* begin DATA LISTING *

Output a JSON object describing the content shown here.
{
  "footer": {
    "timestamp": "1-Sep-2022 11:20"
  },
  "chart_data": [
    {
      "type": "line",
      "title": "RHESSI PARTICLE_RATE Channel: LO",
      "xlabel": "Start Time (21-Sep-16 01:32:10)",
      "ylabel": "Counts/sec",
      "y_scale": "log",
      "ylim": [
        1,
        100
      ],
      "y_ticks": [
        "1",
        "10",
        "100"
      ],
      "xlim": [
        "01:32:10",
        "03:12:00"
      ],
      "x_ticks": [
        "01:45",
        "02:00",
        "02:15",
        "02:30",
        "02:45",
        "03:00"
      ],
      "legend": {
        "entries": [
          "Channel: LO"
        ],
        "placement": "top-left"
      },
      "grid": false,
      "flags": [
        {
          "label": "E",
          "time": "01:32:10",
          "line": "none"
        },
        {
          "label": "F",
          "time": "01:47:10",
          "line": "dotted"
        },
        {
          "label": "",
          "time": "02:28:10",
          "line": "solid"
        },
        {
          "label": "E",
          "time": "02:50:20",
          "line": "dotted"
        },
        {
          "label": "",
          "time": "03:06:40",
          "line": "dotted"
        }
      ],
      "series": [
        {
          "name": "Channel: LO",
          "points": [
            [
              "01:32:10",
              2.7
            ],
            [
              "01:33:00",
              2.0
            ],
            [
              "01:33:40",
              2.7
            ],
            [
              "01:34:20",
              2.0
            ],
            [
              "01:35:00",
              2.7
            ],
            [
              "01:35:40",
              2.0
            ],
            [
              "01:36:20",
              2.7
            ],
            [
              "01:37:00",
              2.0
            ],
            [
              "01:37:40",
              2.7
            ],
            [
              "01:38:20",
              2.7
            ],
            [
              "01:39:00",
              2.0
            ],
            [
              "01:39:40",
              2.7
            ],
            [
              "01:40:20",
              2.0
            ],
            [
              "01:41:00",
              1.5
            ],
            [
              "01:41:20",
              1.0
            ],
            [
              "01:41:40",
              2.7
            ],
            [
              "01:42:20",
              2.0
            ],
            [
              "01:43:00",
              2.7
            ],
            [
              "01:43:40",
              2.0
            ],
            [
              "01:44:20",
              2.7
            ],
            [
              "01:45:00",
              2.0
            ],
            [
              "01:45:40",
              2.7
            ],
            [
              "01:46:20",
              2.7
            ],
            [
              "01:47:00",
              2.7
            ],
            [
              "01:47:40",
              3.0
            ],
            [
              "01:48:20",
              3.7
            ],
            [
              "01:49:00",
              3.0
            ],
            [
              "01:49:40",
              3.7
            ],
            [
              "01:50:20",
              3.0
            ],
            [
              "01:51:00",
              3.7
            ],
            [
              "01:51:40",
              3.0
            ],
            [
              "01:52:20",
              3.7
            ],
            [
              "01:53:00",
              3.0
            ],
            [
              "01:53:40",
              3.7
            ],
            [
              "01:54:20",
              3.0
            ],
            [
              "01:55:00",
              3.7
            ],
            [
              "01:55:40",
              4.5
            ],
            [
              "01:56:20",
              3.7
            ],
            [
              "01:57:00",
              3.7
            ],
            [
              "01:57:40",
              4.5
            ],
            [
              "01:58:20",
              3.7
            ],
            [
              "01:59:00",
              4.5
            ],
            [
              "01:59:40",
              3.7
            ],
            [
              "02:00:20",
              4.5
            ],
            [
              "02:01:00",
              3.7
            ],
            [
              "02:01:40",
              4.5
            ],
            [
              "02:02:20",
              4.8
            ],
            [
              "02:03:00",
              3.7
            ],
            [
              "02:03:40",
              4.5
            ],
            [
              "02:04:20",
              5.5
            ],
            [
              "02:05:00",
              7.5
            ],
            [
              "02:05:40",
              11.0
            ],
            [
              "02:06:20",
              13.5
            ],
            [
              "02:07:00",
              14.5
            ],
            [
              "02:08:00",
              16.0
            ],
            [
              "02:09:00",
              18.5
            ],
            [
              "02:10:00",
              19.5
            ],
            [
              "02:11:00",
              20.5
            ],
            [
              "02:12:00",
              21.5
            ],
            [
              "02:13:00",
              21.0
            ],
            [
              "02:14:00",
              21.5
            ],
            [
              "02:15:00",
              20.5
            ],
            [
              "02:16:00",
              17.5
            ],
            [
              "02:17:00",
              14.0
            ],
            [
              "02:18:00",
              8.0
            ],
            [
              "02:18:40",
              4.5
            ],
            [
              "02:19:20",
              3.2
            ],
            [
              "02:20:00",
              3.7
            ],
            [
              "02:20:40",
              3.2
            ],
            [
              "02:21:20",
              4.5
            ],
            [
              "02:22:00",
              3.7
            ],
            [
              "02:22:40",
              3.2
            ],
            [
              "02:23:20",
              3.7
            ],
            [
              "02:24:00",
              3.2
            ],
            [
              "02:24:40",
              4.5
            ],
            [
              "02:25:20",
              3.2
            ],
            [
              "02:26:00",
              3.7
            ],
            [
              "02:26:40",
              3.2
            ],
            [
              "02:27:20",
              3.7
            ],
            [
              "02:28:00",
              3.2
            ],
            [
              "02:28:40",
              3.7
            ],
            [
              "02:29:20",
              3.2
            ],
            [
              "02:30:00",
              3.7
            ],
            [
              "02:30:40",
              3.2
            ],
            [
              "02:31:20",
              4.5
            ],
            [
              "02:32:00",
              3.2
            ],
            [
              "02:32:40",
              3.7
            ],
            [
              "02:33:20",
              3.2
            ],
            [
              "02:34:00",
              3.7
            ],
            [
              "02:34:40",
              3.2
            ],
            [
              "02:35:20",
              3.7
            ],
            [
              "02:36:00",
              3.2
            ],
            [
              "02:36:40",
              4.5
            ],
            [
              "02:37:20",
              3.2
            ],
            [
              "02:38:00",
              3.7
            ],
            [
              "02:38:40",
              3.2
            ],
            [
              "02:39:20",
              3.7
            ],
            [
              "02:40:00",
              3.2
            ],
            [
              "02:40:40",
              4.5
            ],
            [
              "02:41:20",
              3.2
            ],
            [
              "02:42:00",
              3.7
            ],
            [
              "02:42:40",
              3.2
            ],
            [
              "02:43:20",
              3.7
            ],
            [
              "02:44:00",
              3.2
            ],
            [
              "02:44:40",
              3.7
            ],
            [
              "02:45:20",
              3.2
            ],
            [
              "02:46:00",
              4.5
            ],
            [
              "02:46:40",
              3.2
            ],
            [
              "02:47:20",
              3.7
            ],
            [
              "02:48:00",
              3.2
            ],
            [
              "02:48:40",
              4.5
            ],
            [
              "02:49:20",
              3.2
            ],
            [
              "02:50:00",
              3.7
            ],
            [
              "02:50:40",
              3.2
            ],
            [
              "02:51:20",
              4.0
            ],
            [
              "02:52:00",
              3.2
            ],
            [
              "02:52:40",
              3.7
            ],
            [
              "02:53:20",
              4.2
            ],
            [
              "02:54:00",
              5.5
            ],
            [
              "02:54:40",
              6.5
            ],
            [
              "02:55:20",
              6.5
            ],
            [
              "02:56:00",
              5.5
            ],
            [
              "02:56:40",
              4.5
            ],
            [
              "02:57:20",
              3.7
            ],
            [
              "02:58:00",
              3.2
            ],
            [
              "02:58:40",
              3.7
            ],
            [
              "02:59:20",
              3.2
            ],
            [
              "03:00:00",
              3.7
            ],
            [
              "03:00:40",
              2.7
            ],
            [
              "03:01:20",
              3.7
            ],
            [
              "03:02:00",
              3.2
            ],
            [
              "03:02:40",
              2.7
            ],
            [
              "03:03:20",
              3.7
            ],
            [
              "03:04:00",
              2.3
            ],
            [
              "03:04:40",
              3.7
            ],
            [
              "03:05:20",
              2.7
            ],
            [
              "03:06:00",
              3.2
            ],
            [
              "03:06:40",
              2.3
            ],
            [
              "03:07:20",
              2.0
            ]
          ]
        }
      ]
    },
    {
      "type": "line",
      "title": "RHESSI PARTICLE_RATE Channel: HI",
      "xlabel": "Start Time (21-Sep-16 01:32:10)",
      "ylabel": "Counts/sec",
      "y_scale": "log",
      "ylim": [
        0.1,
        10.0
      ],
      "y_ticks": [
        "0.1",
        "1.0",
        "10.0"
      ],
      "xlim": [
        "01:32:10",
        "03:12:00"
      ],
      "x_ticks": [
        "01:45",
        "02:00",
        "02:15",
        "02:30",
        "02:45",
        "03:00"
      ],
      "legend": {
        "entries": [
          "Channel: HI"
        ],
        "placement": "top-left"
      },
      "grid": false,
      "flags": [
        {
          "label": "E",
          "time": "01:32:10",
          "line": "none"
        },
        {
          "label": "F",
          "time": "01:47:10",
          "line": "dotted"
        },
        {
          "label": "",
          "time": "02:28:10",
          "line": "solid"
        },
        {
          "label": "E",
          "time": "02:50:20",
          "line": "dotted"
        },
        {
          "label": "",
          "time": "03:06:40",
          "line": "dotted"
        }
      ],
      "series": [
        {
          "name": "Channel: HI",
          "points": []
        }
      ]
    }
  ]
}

* end DATA LISTING *

▶ _OBJECTIVE_:
Scan the listing above. Gather each line that contains the word "title".

▶ _RESULT_:
      "title": "RHESSI PARTICLE_RATE Channel: LO",
      "title": "RHESSI PARTICLE_RATE Channel: HI",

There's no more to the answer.